TASK BRIEF
Report how many lines contain the word "полюсам"; answer with the number only.

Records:
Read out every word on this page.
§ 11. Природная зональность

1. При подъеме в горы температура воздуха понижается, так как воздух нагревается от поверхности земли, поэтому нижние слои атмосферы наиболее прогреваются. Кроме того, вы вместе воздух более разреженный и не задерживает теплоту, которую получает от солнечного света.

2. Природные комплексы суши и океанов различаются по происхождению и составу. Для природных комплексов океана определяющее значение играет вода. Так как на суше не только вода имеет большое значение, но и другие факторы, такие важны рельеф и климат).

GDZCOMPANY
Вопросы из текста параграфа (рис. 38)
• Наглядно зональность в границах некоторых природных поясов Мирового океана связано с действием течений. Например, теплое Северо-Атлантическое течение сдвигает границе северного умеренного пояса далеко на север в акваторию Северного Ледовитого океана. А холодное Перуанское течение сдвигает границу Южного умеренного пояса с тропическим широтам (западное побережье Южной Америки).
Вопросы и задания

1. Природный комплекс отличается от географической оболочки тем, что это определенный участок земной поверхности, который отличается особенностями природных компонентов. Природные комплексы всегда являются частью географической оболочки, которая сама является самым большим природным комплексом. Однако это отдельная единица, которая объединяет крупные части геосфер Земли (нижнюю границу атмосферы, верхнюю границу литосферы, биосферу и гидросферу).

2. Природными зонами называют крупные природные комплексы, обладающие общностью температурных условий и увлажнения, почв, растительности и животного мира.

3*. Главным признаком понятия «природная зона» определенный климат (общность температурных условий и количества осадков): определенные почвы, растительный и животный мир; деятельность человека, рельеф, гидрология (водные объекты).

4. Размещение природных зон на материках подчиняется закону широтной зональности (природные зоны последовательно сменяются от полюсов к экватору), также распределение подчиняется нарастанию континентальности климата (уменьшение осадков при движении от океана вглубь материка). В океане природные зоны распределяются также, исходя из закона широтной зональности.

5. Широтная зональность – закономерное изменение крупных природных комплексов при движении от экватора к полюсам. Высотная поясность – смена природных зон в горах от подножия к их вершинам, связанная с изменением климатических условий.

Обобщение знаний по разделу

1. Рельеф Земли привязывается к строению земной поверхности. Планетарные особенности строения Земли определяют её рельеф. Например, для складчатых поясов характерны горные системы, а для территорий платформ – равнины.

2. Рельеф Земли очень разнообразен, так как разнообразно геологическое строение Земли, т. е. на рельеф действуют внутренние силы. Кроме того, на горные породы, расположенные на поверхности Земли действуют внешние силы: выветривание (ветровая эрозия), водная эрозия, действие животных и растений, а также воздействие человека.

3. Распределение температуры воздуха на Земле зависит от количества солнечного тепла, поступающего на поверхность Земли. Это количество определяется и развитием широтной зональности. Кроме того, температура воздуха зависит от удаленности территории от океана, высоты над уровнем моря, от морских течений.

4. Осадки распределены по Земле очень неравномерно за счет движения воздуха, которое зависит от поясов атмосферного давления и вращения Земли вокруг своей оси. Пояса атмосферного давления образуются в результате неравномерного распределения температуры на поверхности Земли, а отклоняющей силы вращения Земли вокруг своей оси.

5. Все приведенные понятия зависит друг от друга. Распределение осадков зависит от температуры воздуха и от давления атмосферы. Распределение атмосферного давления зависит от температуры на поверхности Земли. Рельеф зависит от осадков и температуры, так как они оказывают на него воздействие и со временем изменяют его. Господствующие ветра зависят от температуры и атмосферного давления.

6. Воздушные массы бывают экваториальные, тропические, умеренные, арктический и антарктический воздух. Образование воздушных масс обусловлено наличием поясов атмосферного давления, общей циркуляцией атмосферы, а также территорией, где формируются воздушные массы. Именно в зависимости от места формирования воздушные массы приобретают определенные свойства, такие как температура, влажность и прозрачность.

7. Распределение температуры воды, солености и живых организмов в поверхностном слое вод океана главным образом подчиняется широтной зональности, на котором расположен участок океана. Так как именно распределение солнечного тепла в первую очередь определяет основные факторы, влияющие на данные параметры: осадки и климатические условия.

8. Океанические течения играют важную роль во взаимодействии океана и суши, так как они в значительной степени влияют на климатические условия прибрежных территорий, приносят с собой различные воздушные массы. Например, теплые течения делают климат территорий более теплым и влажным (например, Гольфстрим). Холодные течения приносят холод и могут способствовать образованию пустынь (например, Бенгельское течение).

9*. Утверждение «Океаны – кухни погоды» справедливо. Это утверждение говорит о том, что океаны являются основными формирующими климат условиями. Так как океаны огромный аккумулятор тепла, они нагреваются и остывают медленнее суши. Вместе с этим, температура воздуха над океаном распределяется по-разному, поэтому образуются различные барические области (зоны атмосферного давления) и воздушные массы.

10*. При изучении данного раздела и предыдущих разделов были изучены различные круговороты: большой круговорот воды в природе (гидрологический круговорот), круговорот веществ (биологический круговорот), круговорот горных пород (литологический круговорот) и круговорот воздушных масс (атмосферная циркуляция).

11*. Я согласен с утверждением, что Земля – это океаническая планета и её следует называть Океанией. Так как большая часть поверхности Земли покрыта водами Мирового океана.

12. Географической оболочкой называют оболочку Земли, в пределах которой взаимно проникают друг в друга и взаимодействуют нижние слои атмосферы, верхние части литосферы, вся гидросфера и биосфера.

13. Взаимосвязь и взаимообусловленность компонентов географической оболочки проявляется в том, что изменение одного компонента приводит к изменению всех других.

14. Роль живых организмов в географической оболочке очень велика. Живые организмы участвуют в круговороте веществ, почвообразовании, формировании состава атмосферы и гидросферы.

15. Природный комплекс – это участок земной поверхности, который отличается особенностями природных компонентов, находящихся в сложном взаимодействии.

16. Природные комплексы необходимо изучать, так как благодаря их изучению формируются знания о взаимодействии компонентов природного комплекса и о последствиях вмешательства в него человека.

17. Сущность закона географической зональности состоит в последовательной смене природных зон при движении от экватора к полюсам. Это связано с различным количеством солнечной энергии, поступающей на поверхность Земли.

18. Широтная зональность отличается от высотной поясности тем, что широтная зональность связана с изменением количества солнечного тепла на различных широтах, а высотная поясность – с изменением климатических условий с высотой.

SOLUTION TO THIS EXERCISE
2